___ PROVIDED DATA

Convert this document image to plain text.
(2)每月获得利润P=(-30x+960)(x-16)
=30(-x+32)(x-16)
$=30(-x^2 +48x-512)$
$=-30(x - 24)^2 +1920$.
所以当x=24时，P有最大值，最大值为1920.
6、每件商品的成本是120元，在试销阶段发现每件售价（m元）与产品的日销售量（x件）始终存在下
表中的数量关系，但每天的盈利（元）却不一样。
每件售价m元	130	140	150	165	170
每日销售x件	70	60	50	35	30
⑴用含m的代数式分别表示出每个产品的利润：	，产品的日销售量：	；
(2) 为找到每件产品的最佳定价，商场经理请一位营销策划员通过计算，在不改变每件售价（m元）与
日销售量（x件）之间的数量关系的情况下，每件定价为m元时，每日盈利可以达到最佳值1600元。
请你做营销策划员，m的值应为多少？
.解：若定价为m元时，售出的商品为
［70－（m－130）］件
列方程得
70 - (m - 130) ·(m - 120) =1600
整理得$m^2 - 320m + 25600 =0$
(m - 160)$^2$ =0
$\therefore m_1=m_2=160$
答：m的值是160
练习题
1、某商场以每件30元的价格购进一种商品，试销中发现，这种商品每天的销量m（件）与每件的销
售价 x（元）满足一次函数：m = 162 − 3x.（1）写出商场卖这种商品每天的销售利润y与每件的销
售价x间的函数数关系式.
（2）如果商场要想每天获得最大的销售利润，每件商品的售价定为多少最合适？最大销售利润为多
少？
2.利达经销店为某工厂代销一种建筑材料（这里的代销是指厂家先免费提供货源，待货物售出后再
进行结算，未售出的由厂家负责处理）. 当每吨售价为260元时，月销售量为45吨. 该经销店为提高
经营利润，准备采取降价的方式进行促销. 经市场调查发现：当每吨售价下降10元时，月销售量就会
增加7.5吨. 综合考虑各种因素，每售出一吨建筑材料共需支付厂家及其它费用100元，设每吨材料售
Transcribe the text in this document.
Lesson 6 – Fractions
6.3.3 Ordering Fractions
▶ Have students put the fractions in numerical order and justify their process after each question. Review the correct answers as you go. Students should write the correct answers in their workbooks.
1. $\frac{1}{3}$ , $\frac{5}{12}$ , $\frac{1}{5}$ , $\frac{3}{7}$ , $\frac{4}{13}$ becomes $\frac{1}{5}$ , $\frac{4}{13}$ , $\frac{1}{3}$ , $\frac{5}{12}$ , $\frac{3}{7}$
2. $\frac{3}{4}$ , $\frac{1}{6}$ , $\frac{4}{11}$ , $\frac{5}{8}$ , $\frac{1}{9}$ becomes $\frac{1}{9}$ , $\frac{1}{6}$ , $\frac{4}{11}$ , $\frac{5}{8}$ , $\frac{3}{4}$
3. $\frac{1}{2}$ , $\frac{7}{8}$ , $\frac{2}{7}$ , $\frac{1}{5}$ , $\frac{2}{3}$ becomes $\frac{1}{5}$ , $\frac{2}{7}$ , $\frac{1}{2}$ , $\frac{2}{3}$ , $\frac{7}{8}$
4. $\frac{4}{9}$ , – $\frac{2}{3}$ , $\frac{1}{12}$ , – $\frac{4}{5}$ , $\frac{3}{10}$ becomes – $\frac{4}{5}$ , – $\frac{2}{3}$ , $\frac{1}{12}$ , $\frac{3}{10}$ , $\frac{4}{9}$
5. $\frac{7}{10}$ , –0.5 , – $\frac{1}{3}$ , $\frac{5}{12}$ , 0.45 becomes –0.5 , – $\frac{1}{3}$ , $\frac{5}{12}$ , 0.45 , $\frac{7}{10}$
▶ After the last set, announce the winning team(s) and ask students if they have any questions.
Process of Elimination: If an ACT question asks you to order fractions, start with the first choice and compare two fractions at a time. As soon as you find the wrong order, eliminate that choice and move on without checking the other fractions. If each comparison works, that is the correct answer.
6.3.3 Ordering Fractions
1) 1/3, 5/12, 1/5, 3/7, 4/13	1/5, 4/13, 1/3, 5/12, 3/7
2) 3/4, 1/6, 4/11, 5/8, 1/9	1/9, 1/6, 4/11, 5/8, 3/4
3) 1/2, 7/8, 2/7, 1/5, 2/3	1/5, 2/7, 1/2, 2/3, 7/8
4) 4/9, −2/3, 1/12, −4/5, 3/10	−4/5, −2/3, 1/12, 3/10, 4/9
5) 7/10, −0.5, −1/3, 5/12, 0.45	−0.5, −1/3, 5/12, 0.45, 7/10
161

______

* INSTRUCTIONS FOR THE TASK: Which lines in the data above contain "becomes"? Show each one.

* FINISHED ANSWER:
1. $\frac{1}{3}$ , $\frac{5}{12}$ , $\frac{1}{5}$ , $\frac{3}{7}$ , $\frac{4}{13}$ becomes $\frac{1}{5}$ , $\frac{4}{13}$ , $\frac{1}{3}$ , $\frac{5}{12}$ , $\frac{3}{7}$
2. $\frac{3}{4}$ , $\frac{1}{6}$ , $\frac{4}{11}$ , $\frac{5}{8}$ , $\frac{1}{9}$ becomes $\frac{1}{9}$ , $\frac{1}{6}$ , $\frac{4}{11}$ , $\frac{5}{8}$ , $\frac{3}{4}$
3. $\frac{1}{2}$ , $\frac{7}{8}$ , $\frac{2}{7}$ , $\frac{1}{5}$ , $\frac{2}{3}$ becomes $\frac{1}{5}$ , $\frac{2}{7}$ , $\frac{1}{2}$ , $\frac{2}{3}$ , $\frac{7}{8}$
4. $\frac{4}{9}$ , – $\frac{2}{3}$ , $\frac{1}{12}$ , – $\frac{4}{5}$ , $\frac{3}{10}$ becomes – $\frac{4}{5}$ , – $\frac{2}{3}$ , $\frac{1}{12}$ , $\frac{3}{10}$ , $\frac{4}{9}$
5. $\frac{7}{10}$ , –0.5 , – $\frac{1}{3}$ , $\frac{5}{12}$ , 0.45 becomes –0.5 , – $\frac{1}{3}$ , $\frac{5}{12}$ , 0.45 , $\frac{7}{10}$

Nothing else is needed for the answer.